**TASK TO COMPLETE:** Collect the lines of the entries where "lives" shows up.

**DATA FOR PROCESSING:**
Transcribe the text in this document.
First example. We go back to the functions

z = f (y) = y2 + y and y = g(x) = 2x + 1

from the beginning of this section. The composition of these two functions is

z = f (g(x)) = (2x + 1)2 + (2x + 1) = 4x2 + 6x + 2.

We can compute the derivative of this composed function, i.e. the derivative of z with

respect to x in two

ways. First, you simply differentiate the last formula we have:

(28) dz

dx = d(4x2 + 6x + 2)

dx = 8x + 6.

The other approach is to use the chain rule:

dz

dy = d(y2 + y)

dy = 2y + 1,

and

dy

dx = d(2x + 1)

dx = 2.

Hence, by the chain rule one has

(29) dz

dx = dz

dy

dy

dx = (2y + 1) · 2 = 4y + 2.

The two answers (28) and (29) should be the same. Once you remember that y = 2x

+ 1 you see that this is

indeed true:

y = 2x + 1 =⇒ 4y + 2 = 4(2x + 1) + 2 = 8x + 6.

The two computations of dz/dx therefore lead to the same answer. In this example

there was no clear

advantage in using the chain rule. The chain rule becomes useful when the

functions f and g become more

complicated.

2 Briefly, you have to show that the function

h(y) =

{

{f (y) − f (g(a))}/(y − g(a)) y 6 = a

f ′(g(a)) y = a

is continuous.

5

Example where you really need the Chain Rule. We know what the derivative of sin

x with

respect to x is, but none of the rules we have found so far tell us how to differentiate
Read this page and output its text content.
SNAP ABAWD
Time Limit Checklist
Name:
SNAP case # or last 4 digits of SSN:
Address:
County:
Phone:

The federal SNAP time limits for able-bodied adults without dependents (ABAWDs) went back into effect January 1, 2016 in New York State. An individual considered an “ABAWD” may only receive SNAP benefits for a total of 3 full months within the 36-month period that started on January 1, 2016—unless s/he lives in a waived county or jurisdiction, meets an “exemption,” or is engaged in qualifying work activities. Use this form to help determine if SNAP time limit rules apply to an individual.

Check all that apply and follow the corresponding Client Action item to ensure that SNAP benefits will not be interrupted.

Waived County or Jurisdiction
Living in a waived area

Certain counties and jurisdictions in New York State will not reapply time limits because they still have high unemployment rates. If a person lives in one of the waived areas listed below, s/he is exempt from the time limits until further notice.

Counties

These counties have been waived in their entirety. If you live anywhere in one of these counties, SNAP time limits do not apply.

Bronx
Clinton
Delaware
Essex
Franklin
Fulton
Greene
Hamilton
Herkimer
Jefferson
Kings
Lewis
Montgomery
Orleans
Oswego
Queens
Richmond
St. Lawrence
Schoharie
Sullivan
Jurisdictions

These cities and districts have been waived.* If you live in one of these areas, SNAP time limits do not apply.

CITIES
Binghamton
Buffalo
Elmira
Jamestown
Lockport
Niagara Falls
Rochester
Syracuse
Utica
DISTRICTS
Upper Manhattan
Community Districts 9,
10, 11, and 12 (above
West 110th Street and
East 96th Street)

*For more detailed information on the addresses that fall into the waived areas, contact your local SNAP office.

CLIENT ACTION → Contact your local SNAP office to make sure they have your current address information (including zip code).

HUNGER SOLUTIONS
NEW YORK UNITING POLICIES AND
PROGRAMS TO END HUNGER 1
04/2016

**OUTPUT OF THE TASK:**
The federal SNAP time limits for able-bodied adults without dependents (ABAWDs) went back into effect January 1, 2016 in New York State. An individual considered an “ABAWD” may only receive SNAP benefits for a total of 3 full months within the 36-month period that started on January 1, 2016—unless s/he lives in a waived county or jurisdiction, meets an “exemption,” or is engaged in qualifying work activities. Use this form to help determine if SNAP time limit rules apply to an individual.
Certain counties and jurisdictions in New York State will not reapply time limits because they still have high unemployment rates. If a person lives in one of the waived areas listed below, s/he is exempt from the time limits until further notice.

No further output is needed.